[A block of data]
——
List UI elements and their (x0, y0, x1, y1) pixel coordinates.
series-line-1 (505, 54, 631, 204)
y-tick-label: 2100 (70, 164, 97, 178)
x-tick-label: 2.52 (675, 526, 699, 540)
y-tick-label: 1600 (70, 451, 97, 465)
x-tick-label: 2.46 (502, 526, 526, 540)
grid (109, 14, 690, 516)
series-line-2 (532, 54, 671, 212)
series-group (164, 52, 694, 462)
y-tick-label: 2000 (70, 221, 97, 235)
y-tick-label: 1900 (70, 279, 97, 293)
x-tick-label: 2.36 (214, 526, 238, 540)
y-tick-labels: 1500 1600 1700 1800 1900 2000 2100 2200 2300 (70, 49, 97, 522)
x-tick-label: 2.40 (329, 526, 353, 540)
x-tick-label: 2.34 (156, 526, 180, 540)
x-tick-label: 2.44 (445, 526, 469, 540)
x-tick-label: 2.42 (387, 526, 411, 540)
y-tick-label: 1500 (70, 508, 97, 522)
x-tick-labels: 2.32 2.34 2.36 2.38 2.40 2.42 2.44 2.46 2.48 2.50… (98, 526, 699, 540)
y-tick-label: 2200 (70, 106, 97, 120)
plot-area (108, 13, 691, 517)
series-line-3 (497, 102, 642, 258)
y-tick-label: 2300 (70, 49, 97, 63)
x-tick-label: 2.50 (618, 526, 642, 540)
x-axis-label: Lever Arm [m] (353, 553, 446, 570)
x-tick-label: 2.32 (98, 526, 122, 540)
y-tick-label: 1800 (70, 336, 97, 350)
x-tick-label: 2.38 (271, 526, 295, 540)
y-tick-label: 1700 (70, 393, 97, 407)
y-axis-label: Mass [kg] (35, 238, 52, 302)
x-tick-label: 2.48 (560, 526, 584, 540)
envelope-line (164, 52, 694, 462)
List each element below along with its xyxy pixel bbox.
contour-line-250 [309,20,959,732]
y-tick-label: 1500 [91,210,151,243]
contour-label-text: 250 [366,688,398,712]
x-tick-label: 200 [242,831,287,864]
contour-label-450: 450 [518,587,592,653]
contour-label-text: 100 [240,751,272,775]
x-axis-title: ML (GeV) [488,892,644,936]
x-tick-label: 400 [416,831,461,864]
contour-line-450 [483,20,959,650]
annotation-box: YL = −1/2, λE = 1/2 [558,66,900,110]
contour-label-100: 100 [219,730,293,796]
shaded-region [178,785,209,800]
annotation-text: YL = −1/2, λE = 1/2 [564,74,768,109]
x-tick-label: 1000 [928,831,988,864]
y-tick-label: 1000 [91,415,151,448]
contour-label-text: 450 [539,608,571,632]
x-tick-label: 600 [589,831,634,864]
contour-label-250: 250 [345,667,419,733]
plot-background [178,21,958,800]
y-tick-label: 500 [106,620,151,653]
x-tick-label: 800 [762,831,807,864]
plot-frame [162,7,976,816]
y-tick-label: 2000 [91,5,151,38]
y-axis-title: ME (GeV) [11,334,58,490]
——
● **DIRECTIVE**
Reproduce the items word for word, from the very first line through the line that contains "x-tick-label: 2.36 (214, 526, 238, 540)", with both of those lines included.

● **CORRECT OUTPUT**
List UI elements and their (x0, y0, x1, y1) pixel coordinates.
series-line-1 (505, 54, 631, 204)
y-tick-label: 2100 (70, 164, 97, 178)
x-tick-label: 2.52 (675, 526, 699, 540)
y-tick-label: 1600 (70, 451, 97, 465)
x-tick-label: 2.46 (502, 526, 526, 540)
grid (109, 14, 690, 516)
series-line-2 (532, 54, 671, 212)
series-group (164, 52, 694, 462)
y-tick-label: 2000 (70, 221, 97, 235)
y-tick-label: 1900 (70, 279, 97, 293)
x-tick-label: 2.36 (214, 526, 238, 540)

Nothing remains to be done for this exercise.